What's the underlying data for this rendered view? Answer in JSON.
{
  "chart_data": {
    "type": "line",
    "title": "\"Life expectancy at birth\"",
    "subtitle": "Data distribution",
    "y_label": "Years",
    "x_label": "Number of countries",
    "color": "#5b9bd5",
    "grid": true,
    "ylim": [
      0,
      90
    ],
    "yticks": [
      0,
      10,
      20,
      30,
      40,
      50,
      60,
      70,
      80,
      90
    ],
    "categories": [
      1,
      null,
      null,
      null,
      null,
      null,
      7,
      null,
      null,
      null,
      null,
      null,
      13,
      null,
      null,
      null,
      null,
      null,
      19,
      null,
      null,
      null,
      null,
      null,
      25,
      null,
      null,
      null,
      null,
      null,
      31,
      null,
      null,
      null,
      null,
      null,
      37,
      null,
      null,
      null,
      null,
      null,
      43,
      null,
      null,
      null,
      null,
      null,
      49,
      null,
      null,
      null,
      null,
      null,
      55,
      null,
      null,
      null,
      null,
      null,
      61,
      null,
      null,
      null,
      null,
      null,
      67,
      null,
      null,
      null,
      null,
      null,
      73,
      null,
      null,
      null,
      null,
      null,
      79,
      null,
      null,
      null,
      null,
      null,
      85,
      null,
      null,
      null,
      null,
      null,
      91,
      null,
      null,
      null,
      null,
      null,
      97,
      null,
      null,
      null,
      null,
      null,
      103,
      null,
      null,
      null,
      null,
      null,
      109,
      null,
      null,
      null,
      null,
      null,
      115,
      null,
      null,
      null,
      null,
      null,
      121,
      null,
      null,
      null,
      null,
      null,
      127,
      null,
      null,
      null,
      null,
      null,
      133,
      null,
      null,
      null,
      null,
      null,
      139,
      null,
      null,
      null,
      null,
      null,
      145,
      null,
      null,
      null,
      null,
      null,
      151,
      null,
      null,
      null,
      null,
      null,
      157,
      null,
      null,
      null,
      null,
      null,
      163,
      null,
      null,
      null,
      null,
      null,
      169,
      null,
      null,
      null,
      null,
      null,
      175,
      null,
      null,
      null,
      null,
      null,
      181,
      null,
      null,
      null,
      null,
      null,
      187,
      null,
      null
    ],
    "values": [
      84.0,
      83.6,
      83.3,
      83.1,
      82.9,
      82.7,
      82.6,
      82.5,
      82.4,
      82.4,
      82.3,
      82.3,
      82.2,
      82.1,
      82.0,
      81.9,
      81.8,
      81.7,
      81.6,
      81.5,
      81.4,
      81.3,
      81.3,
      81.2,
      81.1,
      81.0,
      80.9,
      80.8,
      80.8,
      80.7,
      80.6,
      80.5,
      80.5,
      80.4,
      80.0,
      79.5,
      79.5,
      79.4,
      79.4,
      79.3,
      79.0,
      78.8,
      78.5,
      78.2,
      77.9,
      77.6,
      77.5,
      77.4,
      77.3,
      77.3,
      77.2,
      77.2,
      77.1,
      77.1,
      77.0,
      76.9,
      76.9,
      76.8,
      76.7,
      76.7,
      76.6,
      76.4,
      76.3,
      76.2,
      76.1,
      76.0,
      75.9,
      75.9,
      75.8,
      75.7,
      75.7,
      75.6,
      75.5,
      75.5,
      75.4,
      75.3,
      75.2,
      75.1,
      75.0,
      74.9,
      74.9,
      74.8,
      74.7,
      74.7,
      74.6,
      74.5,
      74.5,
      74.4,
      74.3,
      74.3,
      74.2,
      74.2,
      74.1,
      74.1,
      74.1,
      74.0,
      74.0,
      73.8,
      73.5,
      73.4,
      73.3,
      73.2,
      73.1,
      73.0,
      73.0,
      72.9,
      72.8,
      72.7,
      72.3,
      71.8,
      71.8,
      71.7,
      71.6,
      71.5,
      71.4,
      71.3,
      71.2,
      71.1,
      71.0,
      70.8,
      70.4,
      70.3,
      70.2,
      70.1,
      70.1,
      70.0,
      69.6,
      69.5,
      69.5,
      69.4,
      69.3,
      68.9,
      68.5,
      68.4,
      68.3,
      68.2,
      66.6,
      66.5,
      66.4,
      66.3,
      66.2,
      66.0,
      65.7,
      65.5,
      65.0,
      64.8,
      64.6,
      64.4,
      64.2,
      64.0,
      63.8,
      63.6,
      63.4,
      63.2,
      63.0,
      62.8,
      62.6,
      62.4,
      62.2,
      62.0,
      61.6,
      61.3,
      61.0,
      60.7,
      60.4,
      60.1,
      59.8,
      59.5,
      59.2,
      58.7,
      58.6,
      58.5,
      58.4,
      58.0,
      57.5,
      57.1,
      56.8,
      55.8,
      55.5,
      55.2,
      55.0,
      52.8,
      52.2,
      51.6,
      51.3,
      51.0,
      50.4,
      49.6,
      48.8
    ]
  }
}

++++

● **Task directions**:
Take the data above and return it exactly.

● **Solution to this exercise**:
What's the underlying data for this rendered view? Answer in JSON.
{
  "chart_data": {
    "type": "line",
    "title": "\"Life expectancy at birth\"",
    "subtitle": "Data distribution",
    "y_label": "Years",
    "x_label": "Number of countries",
    "color": "#5b9bd5",
    "grid": true,
    "ylim": [
      0,
      90
    ],
    "yticks": [
      0,
      10,
      20,
      30,
      40,
      50,
      60,
      70,
      80,
      90
    ],
    "categories": [
      1,
      null,
      null,
      null,
      null,
      null,
      7,
      null,
      null,
      null,
      null,
      null,
      13,
      null,
      null,
      null,
      null,
      null,
      19,
      null,
      null,
      null,
      null,
      null,
      25,
      null,
      null,
      null,
      null,
      null,
      31,
      null,
      null,
      null,
      null,
      null,
      37,
      null,
      null,
      null,
      null,
      null,
      43,
      null,
      null,
      null,
      null,
      null,
      49,
      null,
      null,
      null,
      null,
      null,
      55,
      null,
      null,
      null,
      null,
      null,
      61,
      null,
      null,
      null,
      null,
      null,
      67,
      null,
      null,
      null,
      null,
      null,
      73,
      null,
      null,
      null,
      null,
      null,
      79,
      null,
      null,
      null,
      null,
      null,
      85,
      null,
      null,
      null,
      null,
      null,
      91,
      null,
      null,
      null,
      null,
      null,
      97,
      null,
      null,
      null,
      null,
      null,
      103,
      null,
      null,
      null,
      null,
      null,
      109,
      null,
      null,
      null,
      null,
      null,
      115,
      null,
      null,
      null,
      null,
      null,
      121,
      null,
      null,
      null,
      null,
      null,
      127,
      null,
      null,
      null,
      null,
      null,
      133,
      null,
      null,
      null,
      null,
      null,
      139,
      null,
      null,
      null,
      null,
      null,
      145,
      null,
      null,
      null,
      null,
      null,
      151,
      null,
      null,
      null,
      null,
      null,
      157,
      null,
      null,
      null,
      null,
      null,
      163,
      null,
      null,
      null,
      null,
      null,
      169,
      null,
      null,
      null,
      null,
      null,
      175,
      null,
      null,
      null,
      null,
      null,
      181,
      null,
      null,
      null,
      null,
      null,
      187,
      null,
      null
    ],
    "values": [
      84.0,
      83.6,
      83.3,
      83.1,
      82.9,
      82.7,
      82.6,
      82.5,
      82.4,
      82.4,
      82.3,
      82.3,
      82.2,
      82.1,
      82.0,
      81.9,
      81.8,
      81.7,
      81.6,
      81.5,
      81.4,
      81.3,
      81.3,
      81.2,
      81.1,
      81.0,
      80.9,
      80.8,
      80.8,
      80.7,
      80.6,
      80.5,
      80.5,
      80.4,
      80.0,
      79.5,
      79.5,
      79.4,
      79.4,
      79.3,
      79.0,
      78.8,
      78.5,
      78.2,
      77.9,
      77.6,
      77.5,
      77.4,
      77.3,
      77.3,
      77.2,
      77.2,
      77.1,
      77.1,
      77.0,
      76.9,
      76.9,
      76.8,
      76.7,
      76.7,
      76.6,
      76.4,
      76.3,
      76.2,
      76.1,
      76.0,
      75.9,
      75.9,
      75.8,
      75.7,
      75.7,
      75.6,
      75.5,
      75.5,
      75.4,
      75.3,
      75.2,
      75.1,
      75.0,
      74.9,
      74.9,
      74.8,
      74.7,
      74.7,
      74.6,
      74.5,
      74.5,
      74.4,
      74.3,
      74.3,
      74.2,
      74.2,
      74.1,
      74.1,
      74.1,
      74.0,
      74.0,
      73.8,
      73.5,
      73.4,
      73.3,
      73.2,
      73.1,
      73.0,
      73.0,
      72.9,
      72.8,
      72.7,
      72.3,
      71.8,
      71.8,
      71.7,
      71.6,
      71.5,
      71.4,
      71.3,
      71.2,
      71.1,
      71.0,
      70.8,
      70.4,
      70.3,
      70.2,
      70.1,
      70.1,
      70.0,
      69.6,
      69.5,
      69.5,
      69.4,
      69.3,
      68.9,
      68.5,
      68.4,
      68.3,
      68.2,
      66.6,
      66.5,
      66.4,
      66.3,
      66.2,
      66.0,
      65.7,
      65.5,
      65.0,
      64.8,
      64.6,
      64.4,
      64.2,
      64.0,
      63.8,
      63.6,
      63.4,
      63.2,
      63.0,
      62.8,
      62.6,
      62.4,
      62.2,
      62.0,
      61.6,
      61.3,
      61.0,
      60.7,
      60.4,
      60.1,
      59.8,
      59.5,
      59.2,
      58.7,
      58.6,
      58.5,
      58.4,
      58.0,
      57.5,
      57.1,
      56.8,
      55.8,
      55.5,
      55.2,
      55.0,
      52.8,
      52.2,
      51.6,
      51.3,
      51.0,
      50.4,
      49.6,
      48.8
    ]
  }
}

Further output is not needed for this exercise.